Data entries
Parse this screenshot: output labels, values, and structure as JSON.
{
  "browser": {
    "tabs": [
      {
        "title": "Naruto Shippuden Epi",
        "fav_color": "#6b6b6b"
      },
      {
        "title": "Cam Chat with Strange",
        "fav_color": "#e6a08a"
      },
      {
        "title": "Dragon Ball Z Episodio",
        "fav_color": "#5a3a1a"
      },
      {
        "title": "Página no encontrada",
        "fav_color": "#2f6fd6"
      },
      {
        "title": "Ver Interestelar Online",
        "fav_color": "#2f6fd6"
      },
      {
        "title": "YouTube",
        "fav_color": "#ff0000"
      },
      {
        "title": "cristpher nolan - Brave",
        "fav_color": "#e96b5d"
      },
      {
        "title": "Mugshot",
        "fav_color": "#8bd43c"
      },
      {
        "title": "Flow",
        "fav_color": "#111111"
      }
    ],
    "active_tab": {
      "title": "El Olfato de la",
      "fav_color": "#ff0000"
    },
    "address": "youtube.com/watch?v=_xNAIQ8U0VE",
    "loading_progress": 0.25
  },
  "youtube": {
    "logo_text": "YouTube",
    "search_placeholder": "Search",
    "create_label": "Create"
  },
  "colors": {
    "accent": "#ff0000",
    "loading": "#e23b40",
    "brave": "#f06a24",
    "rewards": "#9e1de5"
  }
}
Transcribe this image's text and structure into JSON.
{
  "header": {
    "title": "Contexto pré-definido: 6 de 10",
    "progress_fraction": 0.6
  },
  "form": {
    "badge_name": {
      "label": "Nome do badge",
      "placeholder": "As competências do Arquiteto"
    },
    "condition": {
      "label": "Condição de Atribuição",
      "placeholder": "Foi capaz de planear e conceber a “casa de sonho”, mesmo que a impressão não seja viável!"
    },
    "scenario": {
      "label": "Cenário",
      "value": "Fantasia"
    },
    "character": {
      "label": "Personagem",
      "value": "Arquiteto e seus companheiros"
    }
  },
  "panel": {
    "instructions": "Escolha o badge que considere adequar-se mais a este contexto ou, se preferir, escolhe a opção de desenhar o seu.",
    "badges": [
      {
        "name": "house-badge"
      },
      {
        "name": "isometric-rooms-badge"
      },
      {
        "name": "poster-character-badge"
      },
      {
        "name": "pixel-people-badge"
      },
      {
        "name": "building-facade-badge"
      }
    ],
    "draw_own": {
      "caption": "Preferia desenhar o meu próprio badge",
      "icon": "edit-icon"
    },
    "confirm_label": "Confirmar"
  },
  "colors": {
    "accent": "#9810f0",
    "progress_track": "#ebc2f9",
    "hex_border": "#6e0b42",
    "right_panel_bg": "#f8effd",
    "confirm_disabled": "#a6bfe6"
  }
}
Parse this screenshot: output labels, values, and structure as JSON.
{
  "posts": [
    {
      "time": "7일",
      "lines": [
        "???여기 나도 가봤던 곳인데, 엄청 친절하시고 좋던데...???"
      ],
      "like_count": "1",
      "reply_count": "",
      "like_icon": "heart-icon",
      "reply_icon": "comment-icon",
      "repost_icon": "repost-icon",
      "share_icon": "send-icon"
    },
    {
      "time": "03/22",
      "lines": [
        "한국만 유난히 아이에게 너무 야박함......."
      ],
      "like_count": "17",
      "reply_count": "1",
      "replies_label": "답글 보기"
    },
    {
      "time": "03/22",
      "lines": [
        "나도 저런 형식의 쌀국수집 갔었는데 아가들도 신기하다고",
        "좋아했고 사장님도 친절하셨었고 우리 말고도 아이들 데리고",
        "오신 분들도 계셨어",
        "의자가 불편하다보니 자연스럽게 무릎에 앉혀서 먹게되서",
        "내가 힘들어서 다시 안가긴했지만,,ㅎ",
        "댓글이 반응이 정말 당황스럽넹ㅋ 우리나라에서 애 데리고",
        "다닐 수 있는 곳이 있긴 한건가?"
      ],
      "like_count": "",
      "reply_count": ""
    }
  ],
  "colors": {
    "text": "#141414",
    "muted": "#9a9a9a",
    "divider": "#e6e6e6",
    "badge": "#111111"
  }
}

WORK REQUIRED
Write out all records exactly, keeping every detail.

SOLUTION FOR THIS TASK
Parse this screenshot: output labels, values, and structure as JSON.
{
  "browser": {
    "tabs": [
      {
        "title": "Naruto Shippuden Epi",
        "fav_color": "#6b6b6b"
      },
      {
        "title": "Cam Chat with Strange",
        "fav_color": "#e6a08a"
      },
      {
        "title": "Dragon Ball Z Episodio",
        "fav_color": "#5a3a1a"
      },
      {
        "title": "Página no encontrada",
        "fav_color": "#2f6fd6"
      },
      {
        "title": "Ver Interestelar Online",
        "fav_color": "#2f6fd6"
      },
      {
        "title": "YouTube",
        "fav_color": "#ff0000"
      },
      {
        "title": "cristpher nolan - Brave",
        "fav_color": "#e96b5d"
      },
      {
        "title": "Mugshot",
        "fav_color": "#8bd43c"
      },
      {
        "title": "Flow",
        "fav_color": "#111111"
      }
    ],
    "active_tab": {
      "title": "El Olfato de la",
      "fav_color": "#ff0000"
    },
    "address": "youtube.com/watch?v=_xNAIQ8U0VE",
    "loading_progress": 0.25
  },
  "youtube": {
    "logo_text": "YouTube",
    "search_placeholder": "Search",
    "create_label": "Create"
  },
  "colors": {
    "accent": "#ff0000",
    "loading": "#e23b40",
    "brave": "#f06a24",
    "rewards": "#9e1de5"
  }
}
Transcribe this image's text and structure into JSON.
{
  "header": {
    "title": "Contexto pré-definido: 6 de 10",
    "progress_fraction": 0.6
  },
  "form": {
    "badge_name": {
      "label": "Nome do badge",
      "placeholder": "As competências do Arquiteto"
    },
    "condition": {
      "label": "Condição de Atribuição",
      "placeholder": "Foi capaz de planear e conceber a “casa de sonho”, mesmo que a impressão não seja viável!"
    },
    "scenario": {
      "label": "Cenário",
      "value": "Fantasia"
    },
    "character": {
      "label": "Personagem",
      "value": "Arquiteto e seus companheiros"
    }
  },
  "panel": {
    "instructions": "Escolha o badge que considere adequar-se mais a este contexto ou, se preferir, escolhe a opção de desenhar o seu.",
    "badges": [
      {
        "name": "house-badge"
      },
      {
        "name": "isometric-rooms-badge"
      },
      {
        "name": "poster-character-badge"
      },
      {
        "name": "pixel-people-badge"
      },
      {
        "name": "building-facade-badge"
      }
    ],
    "draw_own": {
      "caption": "Preferia desenhar o meu próprio badge",
      "icon": "edit-icon"
    },
    "confirm_label": "Confirmar"
  },
  "colors": {
    "accent": "#9810f0",
    "progress_track": "#ebc2f9",
    "hex_border": "#6e0b42",
    "right_panel_bg": "#f8effd",
    "confirm_disabled": "#a6bfe6"
  }
}
Parse this screenshot: output labels, values, and structure as JSON.
{
  "posts": [
    {
      "time": "7일",
      "lines": [
        "???여기 나도 가봤던 곳인데, 엄청 친절하시고 좋던데...???"
      ],
      "like_count": "1",
      "reply_count": "",
      "like_icon": "heart-icon",
      "reply_icon": "comment-icon",
      "repost_icon": "repost-icon",
      "share_icon": "send-icon"
    },
    {
      "time": "03/22",
      "lines": [
        "한국만 유난히 아이에게 너무 야박함......."
      ],
      "like_count": "17",
      "reply_count": "1",
      "replies_label": "답글 보기"
    },
    {
      "time": "03/22",
      "lines": [
        "나도 저런 형식의 쌀국수집 갔었는데 아가들도 신기하다고",
        "좋아했고 사장님도 친절하셨었고 우리 말고도 아이들 데리고",
        "오신 분들도 계셨어",
        "의자가 불편하다보니 자연스럽게 무릎에 앉혀서 먹게되서",
        "내가 힘들어서 다시 안가긴했지만,,ㅎ",
        "댓글이 반응이 정말 당황스럽넹ㅋ 우리나라에서 애 데리고",
        "다닐 수 있는 곳이 있긴 한건가?"
      ],
      "like_count": "",
      "reply_count": ""
    }
  ],
  "colors": {
    "text": "#141414",
    "muted": "#9a9a9a",
    "divider": "#e6e6e6",
    "badge": "#111111"
  }
}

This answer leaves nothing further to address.